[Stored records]
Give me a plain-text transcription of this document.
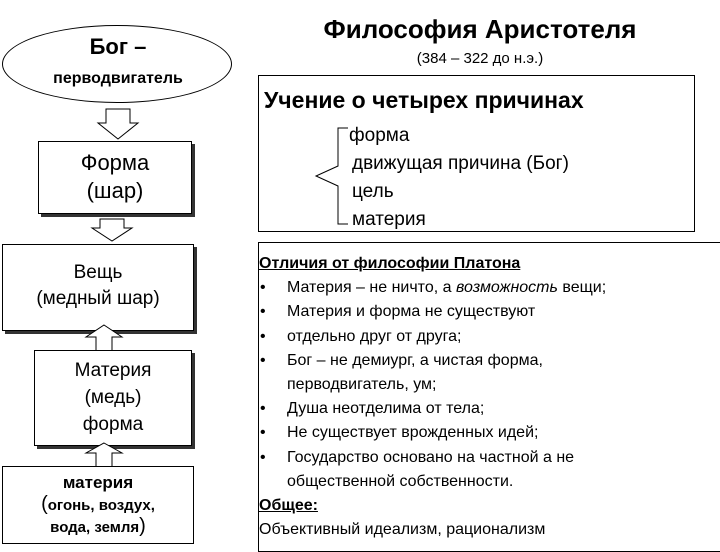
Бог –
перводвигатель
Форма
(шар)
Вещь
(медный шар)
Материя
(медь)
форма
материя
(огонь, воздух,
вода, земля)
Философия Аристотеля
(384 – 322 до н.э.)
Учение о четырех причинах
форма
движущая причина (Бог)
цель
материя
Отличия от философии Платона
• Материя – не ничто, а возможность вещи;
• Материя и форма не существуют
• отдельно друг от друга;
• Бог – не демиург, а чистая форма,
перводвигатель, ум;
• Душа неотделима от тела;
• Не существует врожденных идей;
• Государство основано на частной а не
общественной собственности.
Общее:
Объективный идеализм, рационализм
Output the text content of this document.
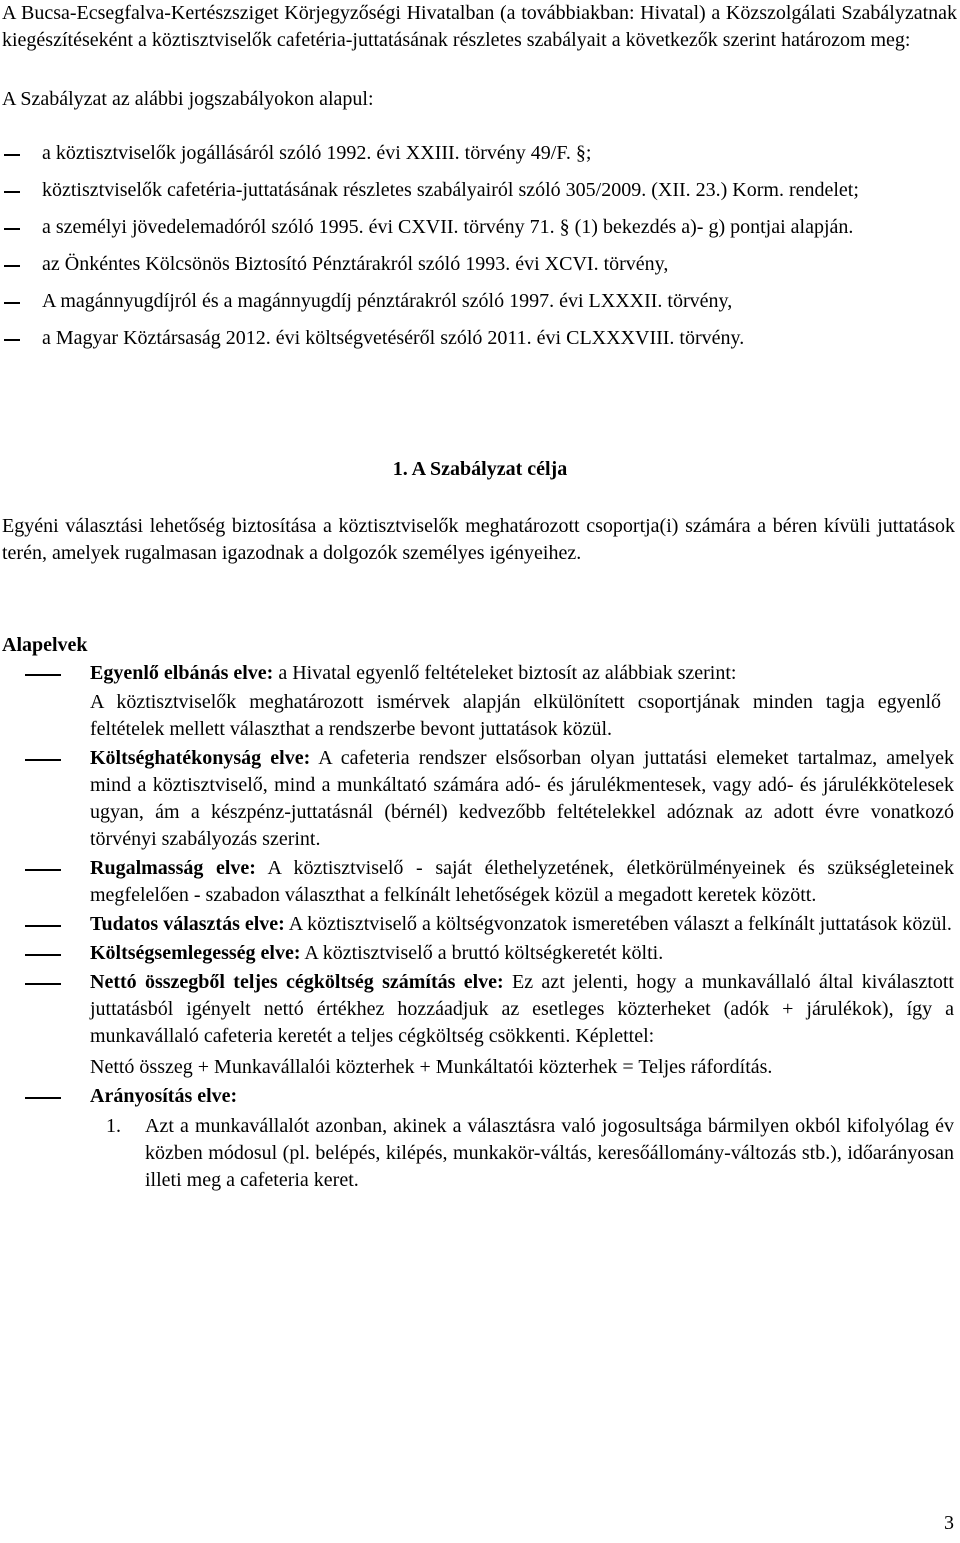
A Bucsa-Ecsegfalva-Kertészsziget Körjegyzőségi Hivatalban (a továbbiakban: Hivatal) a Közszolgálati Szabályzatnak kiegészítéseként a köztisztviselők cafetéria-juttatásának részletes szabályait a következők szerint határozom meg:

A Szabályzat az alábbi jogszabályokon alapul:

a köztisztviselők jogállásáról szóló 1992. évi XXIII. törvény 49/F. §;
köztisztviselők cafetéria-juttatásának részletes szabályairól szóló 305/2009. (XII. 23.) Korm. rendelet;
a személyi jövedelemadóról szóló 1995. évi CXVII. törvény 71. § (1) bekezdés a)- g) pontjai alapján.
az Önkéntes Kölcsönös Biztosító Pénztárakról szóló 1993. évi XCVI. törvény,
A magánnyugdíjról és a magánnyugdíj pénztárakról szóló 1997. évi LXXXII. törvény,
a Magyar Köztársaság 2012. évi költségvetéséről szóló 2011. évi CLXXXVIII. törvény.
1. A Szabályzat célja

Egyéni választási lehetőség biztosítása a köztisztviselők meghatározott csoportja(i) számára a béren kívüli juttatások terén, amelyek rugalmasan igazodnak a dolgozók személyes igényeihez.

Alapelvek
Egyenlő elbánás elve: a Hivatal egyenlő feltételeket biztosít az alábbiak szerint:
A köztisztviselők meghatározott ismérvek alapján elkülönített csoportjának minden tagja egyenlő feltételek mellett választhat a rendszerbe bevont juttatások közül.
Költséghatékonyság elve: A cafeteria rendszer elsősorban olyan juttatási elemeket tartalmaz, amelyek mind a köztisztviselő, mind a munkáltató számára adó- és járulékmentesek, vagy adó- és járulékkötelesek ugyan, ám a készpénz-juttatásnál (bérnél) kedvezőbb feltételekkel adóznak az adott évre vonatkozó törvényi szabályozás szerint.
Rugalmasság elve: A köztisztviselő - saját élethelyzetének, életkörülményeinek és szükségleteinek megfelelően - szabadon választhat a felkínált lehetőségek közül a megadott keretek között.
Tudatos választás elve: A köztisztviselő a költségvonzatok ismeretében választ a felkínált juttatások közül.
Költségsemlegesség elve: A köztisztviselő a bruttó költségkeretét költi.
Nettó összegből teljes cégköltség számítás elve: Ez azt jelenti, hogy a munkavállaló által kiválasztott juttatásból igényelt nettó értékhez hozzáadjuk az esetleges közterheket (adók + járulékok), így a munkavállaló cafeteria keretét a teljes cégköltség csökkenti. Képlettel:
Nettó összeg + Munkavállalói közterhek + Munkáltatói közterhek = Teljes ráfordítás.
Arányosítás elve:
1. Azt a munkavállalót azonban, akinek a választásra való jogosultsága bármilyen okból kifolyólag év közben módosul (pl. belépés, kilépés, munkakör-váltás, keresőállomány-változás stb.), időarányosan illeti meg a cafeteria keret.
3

Task instructions: Report the number of lines containing the string "this" and add nothing to it.

Final result: 2